§ Provided material
Start

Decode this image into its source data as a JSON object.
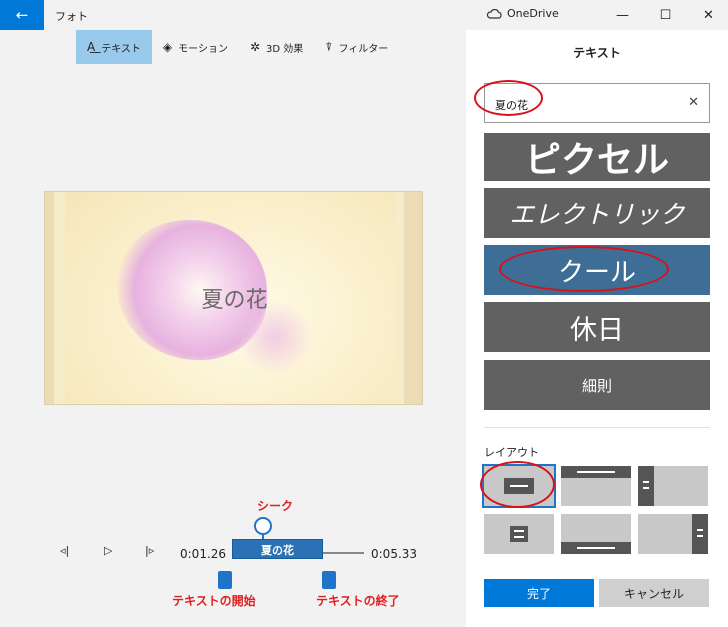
{
  "window": {
    "app_title": "フォト",
    "onedrive_label": "OneDrive",
    "back_icon": "back-arrow-icon",
    "minimize_glyph": "—",
    "maximize_glyph": "☐",
    "close_glyph": "✕"
  },
  "toolbar": {
    "items": [
      {
        "label": "テキスト",
        "icon": "text-icon",
        "glyph": "A͟",
        "active": true
      },
      {
        "label": "モーション",
        "icon": "motion-icon",
        "glyph": "◈"
      },
      {
        "label": "3D 効果",
        "icon": "3d-effects-icon",
        "glyph": "✲"
      },
      {
        "label": "フィルター",
        "icon": "filter-icon",
        "glyph": "⍒"
      }
    ]
  },
  "preview": {
    "overlay_text": "夏の花"
  },
  "playback": {
    "current_time": "0:01.26",
    "end_time": "0:05.33",
    "clip_label": "夏の花",
    "prev_glyph": "◃|",
    "play_glyph": "▷",
    "next_glyph": "|▹"
  },
  "annotations": {
    "seek": "シーク",
    "text_start": "テキストの開始",
    "text_end": "テキストの終了"
  },
  "panel": {
    "title": "テキスト",
    "search_value": "夏の花",
    "clear_glyph": "✕",
    "styles": [
      "ピクセル",
      "エレクトリック",
      "クール",
      "休日",
      "細則"
    ],
    "selected_style": "クール",
    "layout_label": "レイアウト",
    "done_label": "完了",
    "cancel_label": "キャンセル"
  },
  "colors": {
    "accent": "#0078d7",
    "selected_style": "#3e6d95",
    "style_card": "#616161",
    "annotation": "#e0201f"
  }
}
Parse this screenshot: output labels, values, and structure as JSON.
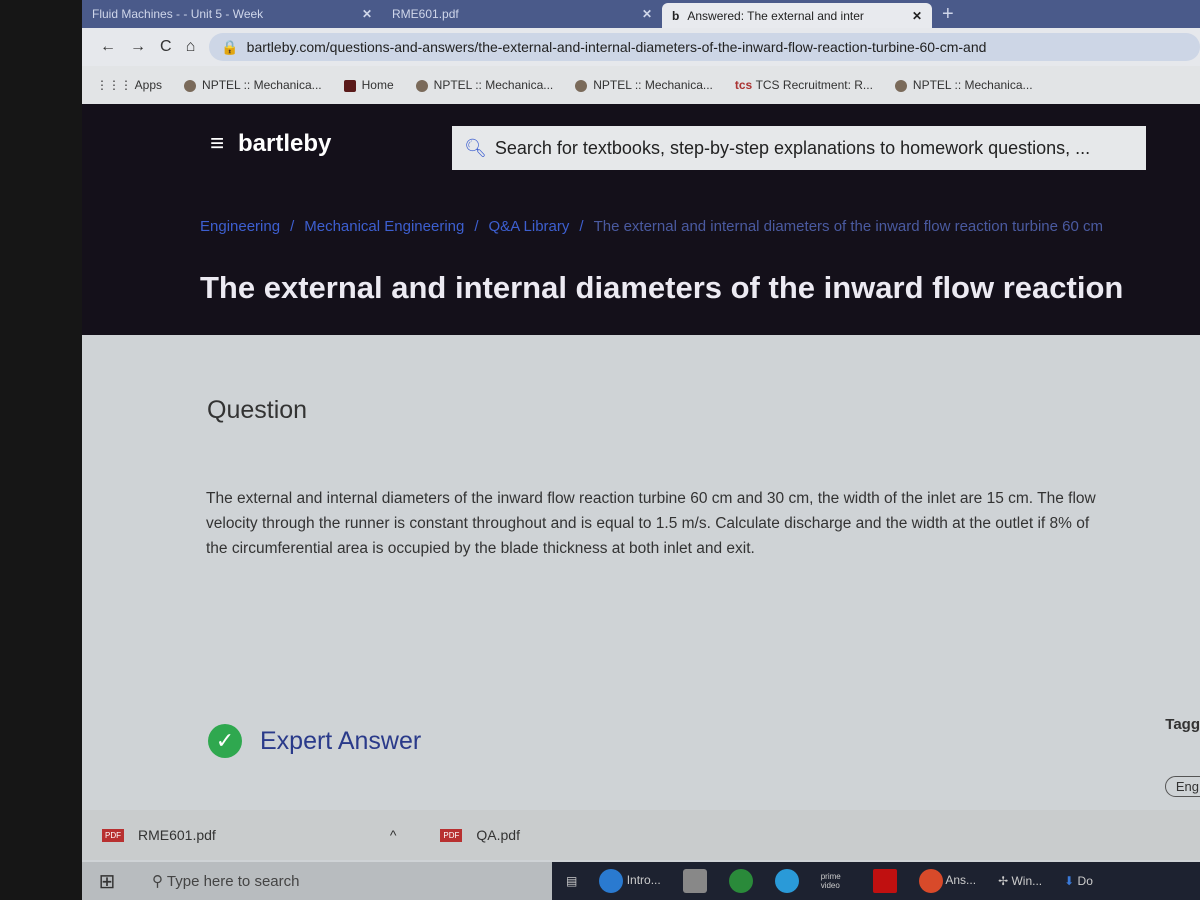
{
  "browser": {
    "tabs": [
      {
        "label": "Fluid Machines - - Unit 5 - Week"
      },
      {
        "label": "RME601.pdf"
      },
      {
        "label": "Answered: The external and inter"
      }
    ],
    "url": "bartleby.com/questions-and-answers/the-external-and-internal-diameters-of-the-inward-flow-reaction-turbine-60-cm-and",
    "bookmarks": [
      "Apps",
      "NPTEL :: Mechanica...",
      "Home",
      "NPTEL :: Mechanica...",
      "NPTEL :: Mechanica...",
      "TCS Recruitment: R...",
      "NPTEL :: Mechanica..."
    ]
  },
  "site": {
    "logo": "bartleby",
    "search_placeholder": "Search for textbooks, step-by-step explanations to homework questions, ...",
    "breadcrumb": [
      "Engineering",
      "Mechanical Engineering",
      "Q&A Library",
      "The external and internal diameters of the inward flow reaction turbine 60 cm"
    ],
    "title": "The external and internal diameters of the inward flow reaction",
    "question_heading": "Question",
    "question_text": "The external and internal diameters of the inward flow reaction turbine 60 cm and 30 cm, the width of the inlet are 15 cm. The flow velocity through the runner is constant throughout and is equal to 1.5 m/s. Calculate discharge and the width at the outlet if 8% of the circumferential area is occupied by the blade thickness at both inlet and exit.",
    "expert_answer": "Expert Answer",
    "tagged": "Tagg",
    "tag_chip": "Eng"
  },
  "downloads": [
    "RME601.pdf",
    "QA.pdf"
  ],
  "taskbar": {
    "search_placeholder": "Type here to search",
    "apps": [
      "Intro...",
      "prime video",
      "Ans...",
      "Win...",
      "Do"
    ]
  },
  "colors": {
    "accent": "#3d5fd0",
    "check": "#2fa84f",
    "header": "#14101a"
  }
}
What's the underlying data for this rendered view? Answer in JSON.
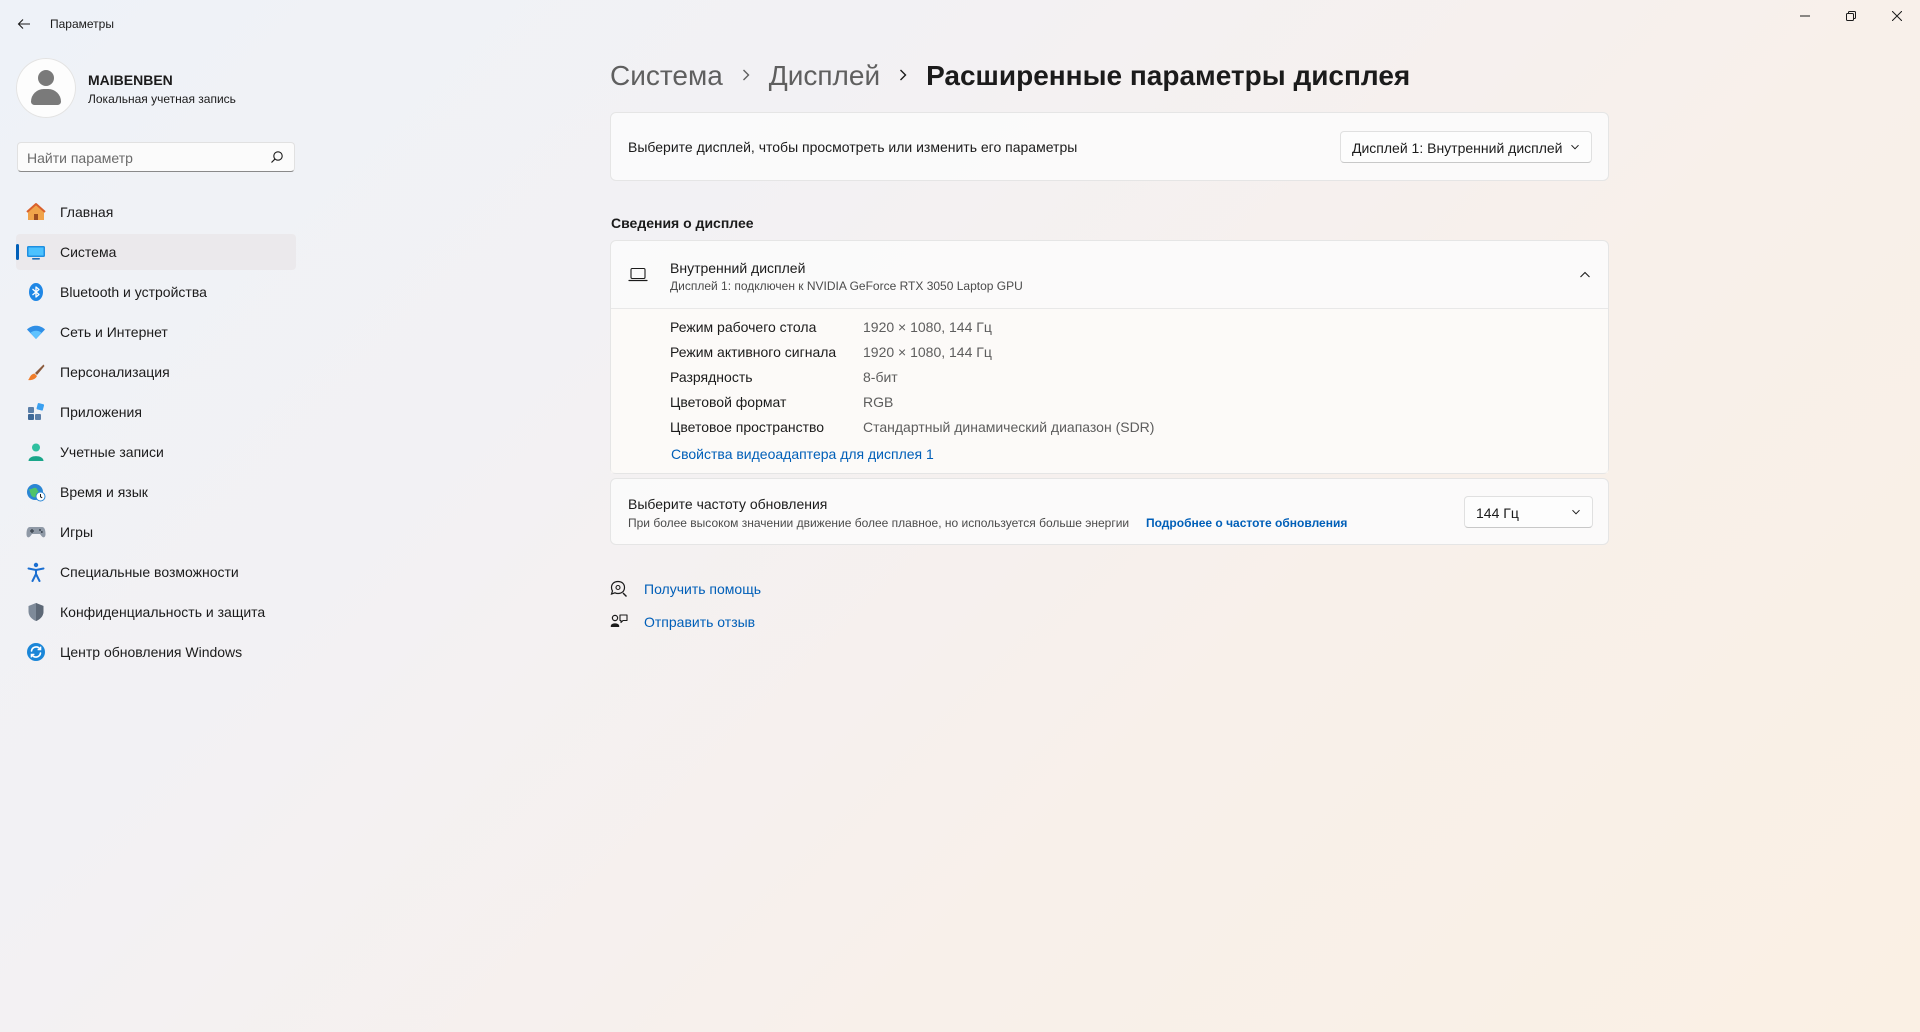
{
  "window": {
    "title": "Параметры"
  },
  "profile": {
    "name": "MAIBENBEN",
    "account_type": "Локальная учетная запись"
  },
  "search": {
    "placeholder": "Найти параметр"
  },
  "sidebar": {
    "items": [
      {
        "label": "Главная",
        "icon": "home-icon",
        "active": false
      },
      {
        "label": "Система",
        "icon": "system-icon",
        "active": true
      },
      {
        "label": "Bluetooth и устройства",
        "icon": "bluetooth-icon",
        "active": false
      },
      {
        "label": "Сеть и Интернет",
        "icon": "wifi-icon",
        "active": false
      },
      {
        "label": "Персонализация",
        "icon": "brush-icon",
        "active": false
      },
      {
        "label": "Приложения",
        "icon": "apps-icon",
        "active": false
      },
      {
        "label": "Учетные записи",
        "icon": "accounts-icon",
        "active": false
      },
      {
        "label": "Время и язык",
        "icon": "time-language-icon",
        "active": false
      },
      {
        "label": "Игры",
        "icon": "gamepad-icon",
        "active": false
      },
      {
        "label": "Специальные возможности",
        "icon": "accessibility-icon",
        "active": false
      },
      {
        "label": "Конфиденциальность и защита",
        "icon": "shield-icon",
        "active": false
      },
      {
        "label": "Центр обновления Windows",
        "icon": "update-icon",
        "active": false
      }
    ]
  },
  "breadcrumb": {
    "items": [
      "Система",
      "Дисплей"
    ],
    "current": "Расширенные параметры дисплея"
  },
  "display_select": {
    "label": "Выберите дисплей, чтобы просмотреть или изменить его параметры",
    "value": "Дисплей 1: Внутренний дисплей"
  },
  "display_info": {
    "section_title": "Сведения о дисплее",
    "title": "Внутренний дисплей",
    "subtitle": "Дисплей 1: подключен к NVIDIA GeForce RTX 3050 Laptop GPU",
    "expanded": true,
    "rows": [
      {
        "key": "Режим рабочего стола",
        "value": "1920 × 1080, 144 Гц"
      },
      {
        "key": "Режим активного сигнала",
        "value": "1920 × 1080, 144 Гц"
      },
      {
        "key": "Разрядность",
        "value": "8-бит"
      },
      {
        "key": "Цветовой формат",
        "value": "RGB"
      },
      {
        "key": "Цветовое пространство",
        "value": "Стандартный динамический диапазон (SDR)"
      }
    ],
    "adapter_link": "Свойства видеоадаптера для дисплея 1"
  },
  "refresh_rate": {
    "title": "Выберите частоту обновления",
    "description": "При более высоком значении движение более плавное, но используется больше энергии",
    "link": "Подробнее о частоте обновления",
    "value": "144 Гц"
  },
  "help": {
    "get_help": "Получить помощь",
    "feedback": "Отправить отзыв"
  },
  "colors": {
    "accent": "#005fb8",
    "active_nav_bg": "#ebe9ec"
  }
}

End

§ Description of the task
None of the pictures should appear; repeat the records exactly otherwise.

§ Completed exercise
Decode this image into its source data as a JSON object.
{
  "window": {
    "app_title": "フォト",
    "onedrive_label": "OneDrive",
    "back_icon": "back-arrow-icon",
    "minimize_glyph": "—",
    "maximize_glyph": "☐",
    "close_glyph": "✕"
  },
  "toolbar": {
    "items": [
      {
        "label": "テキスト",
        "icon": "text-icon",
        "glyph": "A͟",
        "active": true
      },
      {
        "label": "モーション",
        "icon": "motion-icon",
        "glyph": "◈"
      },
      {
        "label": "3D 効果",
        "icon": "3d-effects-icon",
        "glyph": "✲"
      },
      {
        "label": "フィルター",
        "icon": "filter-icon",
        "glyph": "⍒"
      }
    ]
  },
  "preview": {
    "overlay_text": "夏の花"
  },
  "playback": {
    "current_time": "0:01.26",
    "end_time": "0:05.33",
    "clip_label": "夏の花",
    "prev_glyph": "◃|",
    "play_glyph": "▷",
    "next_glyph": "|▹"
  },
  "annotations": {
    "seek": "シーク",
    "text_start": "テキストの開始",
    "text_end": "テキストの終了"
  },
  "panel": {
    "title": "テキスト",
    "search_value": "夏の花",
    "clear_glyph": "✕",
    "styles": [
      "ピクセル",
      "エレクトリック",
      "クール",
      "休日",
      "細則"
    ],
    "selected_style": "クール",
    "layout_label": "レイアウト",
    "done_label": "完了",
    "cancel_label": "キャンセル"
  },
  "colors": {
    "accent": "#0078d7",
    "selected_style": "#3e6d95",
    "style_card": "#616161",
    "annotation": "#e0201f"
  }
}
Parse this screenshot: output labels, values, and structure as JSON.
{
  "browser": {
    "tabs": [
      {
        "label": "Fluid Machines - - Unit 5 - Week"
      },
      {
        "label": "RME601.pdf"
      },
      {
        "label": "Answered: The external and inter"
      }
    ],
    "url": "bartleby.com/questions-and-answers/the-external-and-internal-diameters-of-the-inward-flow-reaction-turbine-60-cm-and",
    "bookmarks": [
      "Apps",
      "NPTEL :: Mechanica...",
      "Home",
      "NPTEL :: Mechanica...",
      "NPTEL :: Mechanica...",
      "TCS Recruitment: R...",
      "NPTEL :: Mechanica..."
    ]
  },
  "site": {
    "logo": "bartleby",
    "search_placeholder": "Search for textbooks, step-by-step explanations to homework questions, ...",
    "breadcrumb": [
      "Engineering",
      "Mechanical Engineering",
      "Q&A Library",
      "The external and internal diameters of the inward flow reaction turbine 60 cm"
    ],
    "title": "The external and internal diameters of the inward flow reaction",
    "question_heading": "Question",
    "question_text": "The external and internal diameters of the inward flow reaction turbine 60 cm and 30 cm, the width of the inlet are 15 cm. The flow velocity through the runner is constant throughout and is equal to 1.5 m/s. Calculate discharge and the width at the outlet if 8% of the circumferential area is occupied by the blade thickness at both inlet and exit.",
    "expert_answer": "Expert Answer",
    "tagged": "Tagg",
    "tag_chip": "Eng"
  },
  "downloads": [
    "RME601.pdf",
    "QA.pdf"
  ],
  "taskbar": {
    "search_placeholder": "Type here to search",
    "apps": [
      "Intro...",
      "prime video",
      "Ans...",
      "Win...",
      "Do"
    ]
  },
  "colors": {
    "accent": "#3d5fd0",
    "check": "#2fa84f",
    "header": "#14101a"
  }
}
What's the underlying data for this rendered view? Answer in JSON.
{
  "window": {
    "title": "Параметры"
  },
  "profile": {
    "name": "MAIBENBEN",
    "account_type": "Локальная учетная запись"
  },
  "search": {
    "placeholder": "Найти параметр"
  },
  "sidebar": {
    "items": [
      {
        "label": "Главная",
        "icon": "home-icon",
        "active": false
      },
      {
        "label": "Система",
        "icon": "system-icon",
        "active": true
      },
      {
        "label": "Bluetooth и устройства",
        "icon": "bluetooth-icon",
        "active": false
      },
      {
        "label": "Сеть и Интернет",
        "icon": "wifi-icon",
        "active": false
      },
      {
        "label": "Персонализация",
        "icon": "brush-icon",
        "active": false
      },
      {
        "label": "Приложения",
        "icon": "apps-icon",
        "active": false
      },
      {
        "label": "Учетные записи",
        "icon": "accounts-icon",
        "active": false
      },
      {
        "label": "Время и язык",
        "icon": "time-language-icon",
        "active": false
      },
      {
        "label": "Игры",
        "icon": "gamepad-icon",
        "active": false
      },
      {
        "label": "Специальные возможности",
        "icon": "accessibility-icon",
        "active": false
      },
      {
        "label": "Конфиденциальность и защита",
        "icon": "shield-icon",
        "active": false
      },
      {
        "label": "Центр обновления Windows",
        "icon": "update-icon",
        "active": false
      }
    ]
  },
  "breadcrumb": {
    "items": [
      "Система",
      "Дисплей"
    ],
    "current": "Расширенные параметры дисплея"
  },
  "display_select": {
    "label": "Выберите дисплей, чтобы просмотреть или изменить его параметры",
    "value": "Дисплей 1: Внутренний дисплей"
  },
  "display_info": {
    "section_title": "Сведения о дисплее",
    "title": "Внутренний дисплей",
    "subtitle": "Дисплей 1: подключен к NVIDIA GeForce RTX 3050 Laptop GPU",
    "expanded": true,
    "rows": [
      {
        "key": "Режим рабочего стола",
        "value": "1920 × 1080, 144 Гц"
      },
      {
        "key": "Режим активного сигнала",
        "value": "1920 × 1080, 144 Гц"
      },
      {
        "key": "Разрядность",
        "value": "8-бит"
      },
      {
        "key": "Цветовой формат",
        "value": "RGB"
      },
      {
        "key": "Цветовое пространство",
        "value": "Стандартный динамический диапазон (SDR)"
      }
    ],
    "adapter_link": "Свойства видеоадаптера для дисплея 1"
  },
  "refresh_rate": {
    "title": "Выберите частоту обновления",
    "description": "При более высоком значении движение более плавное, но используется больше энергии",
    "link": "Подробнее о частоте обновления",
    "value": "144 Гц"
  },
  "help": {
    "get_help": "Получить помощь",
    "feedback": "Отправить отзыв"
  },
  "colors": {
    "accent": "#005fb8",
    "active_nav_bg": "#ebe9ec"
  }
}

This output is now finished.